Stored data
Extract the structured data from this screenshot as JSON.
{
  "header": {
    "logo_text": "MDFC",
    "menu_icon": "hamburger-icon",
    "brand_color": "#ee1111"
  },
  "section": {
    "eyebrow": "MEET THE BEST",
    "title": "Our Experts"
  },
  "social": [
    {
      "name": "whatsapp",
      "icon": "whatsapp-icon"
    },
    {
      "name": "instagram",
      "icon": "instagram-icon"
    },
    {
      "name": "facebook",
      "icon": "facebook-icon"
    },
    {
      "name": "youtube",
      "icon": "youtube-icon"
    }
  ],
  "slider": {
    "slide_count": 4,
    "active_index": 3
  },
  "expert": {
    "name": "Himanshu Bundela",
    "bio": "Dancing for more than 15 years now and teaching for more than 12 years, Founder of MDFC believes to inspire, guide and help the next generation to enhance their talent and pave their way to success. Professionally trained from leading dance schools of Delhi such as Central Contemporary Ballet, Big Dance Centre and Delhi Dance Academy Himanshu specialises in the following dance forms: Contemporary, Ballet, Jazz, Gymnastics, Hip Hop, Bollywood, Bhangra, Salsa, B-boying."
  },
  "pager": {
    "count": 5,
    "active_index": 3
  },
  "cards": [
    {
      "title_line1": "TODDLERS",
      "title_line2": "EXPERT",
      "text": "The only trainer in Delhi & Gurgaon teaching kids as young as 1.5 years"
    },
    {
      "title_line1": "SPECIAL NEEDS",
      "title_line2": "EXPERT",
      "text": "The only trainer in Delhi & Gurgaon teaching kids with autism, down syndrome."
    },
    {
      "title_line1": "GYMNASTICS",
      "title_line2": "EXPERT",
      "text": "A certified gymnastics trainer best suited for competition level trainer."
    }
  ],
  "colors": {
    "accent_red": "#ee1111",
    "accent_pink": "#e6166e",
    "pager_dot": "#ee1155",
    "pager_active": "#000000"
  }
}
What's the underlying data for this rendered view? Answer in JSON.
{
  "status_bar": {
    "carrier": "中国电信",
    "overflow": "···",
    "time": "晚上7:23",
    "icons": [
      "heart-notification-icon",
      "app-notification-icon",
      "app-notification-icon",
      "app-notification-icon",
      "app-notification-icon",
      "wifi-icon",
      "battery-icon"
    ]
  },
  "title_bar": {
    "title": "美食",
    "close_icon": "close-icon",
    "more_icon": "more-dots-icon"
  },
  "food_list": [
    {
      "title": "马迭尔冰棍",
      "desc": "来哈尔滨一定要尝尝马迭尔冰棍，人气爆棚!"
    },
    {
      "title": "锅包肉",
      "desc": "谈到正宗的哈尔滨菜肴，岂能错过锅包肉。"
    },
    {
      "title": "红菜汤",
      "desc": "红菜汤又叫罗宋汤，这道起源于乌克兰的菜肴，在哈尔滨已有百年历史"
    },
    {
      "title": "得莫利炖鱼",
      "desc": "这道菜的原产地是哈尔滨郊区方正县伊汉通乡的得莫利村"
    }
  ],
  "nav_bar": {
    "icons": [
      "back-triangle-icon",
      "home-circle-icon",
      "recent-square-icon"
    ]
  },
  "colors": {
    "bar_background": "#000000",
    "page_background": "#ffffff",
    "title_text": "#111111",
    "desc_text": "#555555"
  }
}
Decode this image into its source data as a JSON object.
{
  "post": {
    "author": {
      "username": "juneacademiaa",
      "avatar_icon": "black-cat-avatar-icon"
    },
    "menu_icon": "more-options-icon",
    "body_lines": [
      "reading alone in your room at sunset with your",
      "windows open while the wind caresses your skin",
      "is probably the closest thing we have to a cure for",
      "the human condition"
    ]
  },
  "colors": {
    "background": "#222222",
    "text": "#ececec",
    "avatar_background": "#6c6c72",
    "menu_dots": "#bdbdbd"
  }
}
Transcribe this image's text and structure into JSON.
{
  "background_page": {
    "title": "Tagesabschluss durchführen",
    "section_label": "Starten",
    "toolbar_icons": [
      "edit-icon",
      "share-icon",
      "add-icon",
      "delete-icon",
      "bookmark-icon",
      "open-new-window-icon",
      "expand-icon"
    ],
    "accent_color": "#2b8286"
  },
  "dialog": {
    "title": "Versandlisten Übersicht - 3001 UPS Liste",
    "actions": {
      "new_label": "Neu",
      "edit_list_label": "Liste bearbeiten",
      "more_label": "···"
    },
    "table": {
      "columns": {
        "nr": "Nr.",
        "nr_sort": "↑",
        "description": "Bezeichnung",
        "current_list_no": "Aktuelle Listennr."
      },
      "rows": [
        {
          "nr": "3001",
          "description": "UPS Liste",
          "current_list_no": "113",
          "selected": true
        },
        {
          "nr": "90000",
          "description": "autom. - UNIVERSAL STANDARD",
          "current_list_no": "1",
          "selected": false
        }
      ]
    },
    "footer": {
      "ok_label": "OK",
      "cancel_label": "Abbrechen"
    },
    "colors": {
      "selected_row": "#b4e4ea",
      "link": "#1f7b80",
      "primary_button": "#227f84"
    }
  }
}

> [TASK TO CARRY OUT]
Would you reproduce all the entries exactly?

> [TASK OUTPUT]
Extract the structured data from this screenshot as JSON.
{
  "header": {
    "logo_text": "MDFC",
    "menu_icon": "hamburger-icon",
    "brand_color": "#ee1111"
  },
  "section": {
    "eyebrow": "MEET THE BEST",
    "title": "Our Experts"
  },
  "social": [
    {
      "name": "whatsapp",
      "icon": "whatsapp-icon"
    },
    {
      "name": "instagram",
      "icon": "instagram-icon"
    },
    {
      "name": "facebook",
      "icon": "facebook-icon"
    },
    {
      "name": "youtube",
      "icon": "youtube-icon"
    }
  ],
  "slider": {
    "slide_count": 4,
    "active_index": 3
  },
  "expert": {
    "name": "Himanshu Bundela",
    "bio": "Dancing for more than 15 years now and teaching for more than 12 years, Founder of MDFC believes to inspire, guide and help the next generation to enhance their talent and pave their way to success. Professionally trained from leading dance schools of Delhi such as Central Contemporary Ballet, Big Dance Centre and Delhi Dance Academy Himanshu specialises in the following dance forms: Contemporary, Ballet, Jazz, Gymnastics, Hip Hop, Bollywood, Bhangra, Salsa, B-boying."
  },
  "pager": {
    "count": 5,
    "active_index": 3
  },
  "cards": [
    {
      "title_line1": "TODDLERS",
      "title_line2": "EXPERT",
      "text": "The only trainer in Delhi & Gurgaon teaching kids as young as 1.5 years"
    },
    {
      "title_line1": "SPECIAL NEEDS",
      "title_line2": "EXPERT",
      "text": "The only trainer in Delhi & Gurgaon teaching kids with autism, down syndrome."
    },
    {
      "title_line1": "GYMNASTICS",
      "title_line2": "EXPERT",
      "text": "A certified gymnastics trainer best suited for competition level trainer."
    }
  ],
  "colors": {
    "accent_red": "#ee1111",
    "accent_pink": "#e6166e",
    "pager_dot": "#ee1155",
    "pager_active": "#000000"
  }
}
What's the underlying data for this rendered view? Answer in JSON.
{
  "status_bar": {
    "carrier": "中国电信",
    "overflow": "···",
    "time": "晚上7:23",
    "icons": [
      "heart-notification-icon",
      "app-notification-icon",
      "app-notification-icon",
      "app-notification-icon",
      "app-notification-icon",
      "wifi-icon",
      "battery-icon"
    ]
  },
  "title_bar": {
    "title": "美食",
    "close_icon": "close-icon",
    "more_icon": "more-dots-icon"
  },
  "food_list": [
    {
      "title": "马迭尔冰棍",
      "desc": "来哈尔滨一定要尝尝马迭尔冰棍，人气爆棚!"
    },
    {
      "title": "锅包肉",
      "desc": "谈到正宗的哈尔滨菜肴，岂能错过锅包肉。"
    },
    {
      "title": "红菜汤",
      "desc": "红菜汤又叫罗宋汤，这道起源于乌克兰的菜肴，在哈尔滨已有百年历史"
    },
    {
      "title": "得莫利炖鱼",
      "desc": "这道菜的原产地是哈尔滨郊区方正县伊汉通乡的得莫利村"
    }
  ],
  "nav_bar": {
    "icons": [
      "back-triangle-icon",
      "home-circle-icon",
      "recent-square-icon"
    ]
  },
  "colors": {
    "bar_background": "#000000",
    "page_background": "#ffffff",
    "title_text": "#111111",
    "desc_text": "#555555"
  }
}
Decode this image into its source data as a JSON object.
{
  "post": {
    "author": {
      "username": "juneacademiaa",
      "avatar_icon": "black-cat-avatar-icon"
    },
    "menu_icon": "more-options-icon",
    "body_lines": [
      "reading alone in your room at sunset with your",
      "windows open while the wind caresses your skin",
      "is probably the closest thing we have to a cure for",
      "the human condition"
    ]
  },
  "colors": {
    "background": "#222222",
    "text": "#ececec",
    "avatar_background": "#6c6c72",
    "menu_dots": "#bdbdbd"
  }
}
Transcribe this image's text and structure into JSON.
{
  "background_page": {
    "title": "Tagesabschluss durchführen",
    "section_label": "Starten",
    "toolbar_icons": [
      "edit-icon",
      "share-icon",
      "add-icon",
      "delete-icon",
      "bookmark-icon",
      "open-new-window-icon",
      "expand-icon"
    ],
    "accent_color": "#2b8286"
  },
  "dialog": {
    "title": "Versandlisten Übersicht - 3001 UPS Liste",
    "actions": {
      "new_label": "Neu",
      "edit_list_label": "Liste bearbeiten",
      "more_label": "···"
    },
    "table": {
      "columns": {
        "nr": "Nr.",
        "nr_sort": "↑",
        "description": "Bezeichnung",
        "current_list_no": "Aktuelle Listennr."
      },
      "rows": [
        {
          "nr": "3001",
          "description": "UPS Liste",
          "current_list_no": "113",
          "selected": true
        },
        {
          "nr": "90000",
          "description": "autom. - UNIVERSAL STANDARD",
          "current_list_no": "1",
          "selected": false
        }
      ]
    },
    "footer": {
      "ok_label": "OK",
      "cancel_label": "Abbrechen"
    },
    "colors": {
      "selected_row": "#b4e4ea",
      "link": "#1f7b80",
      "primary_button": "#227f84"
    }
  }
}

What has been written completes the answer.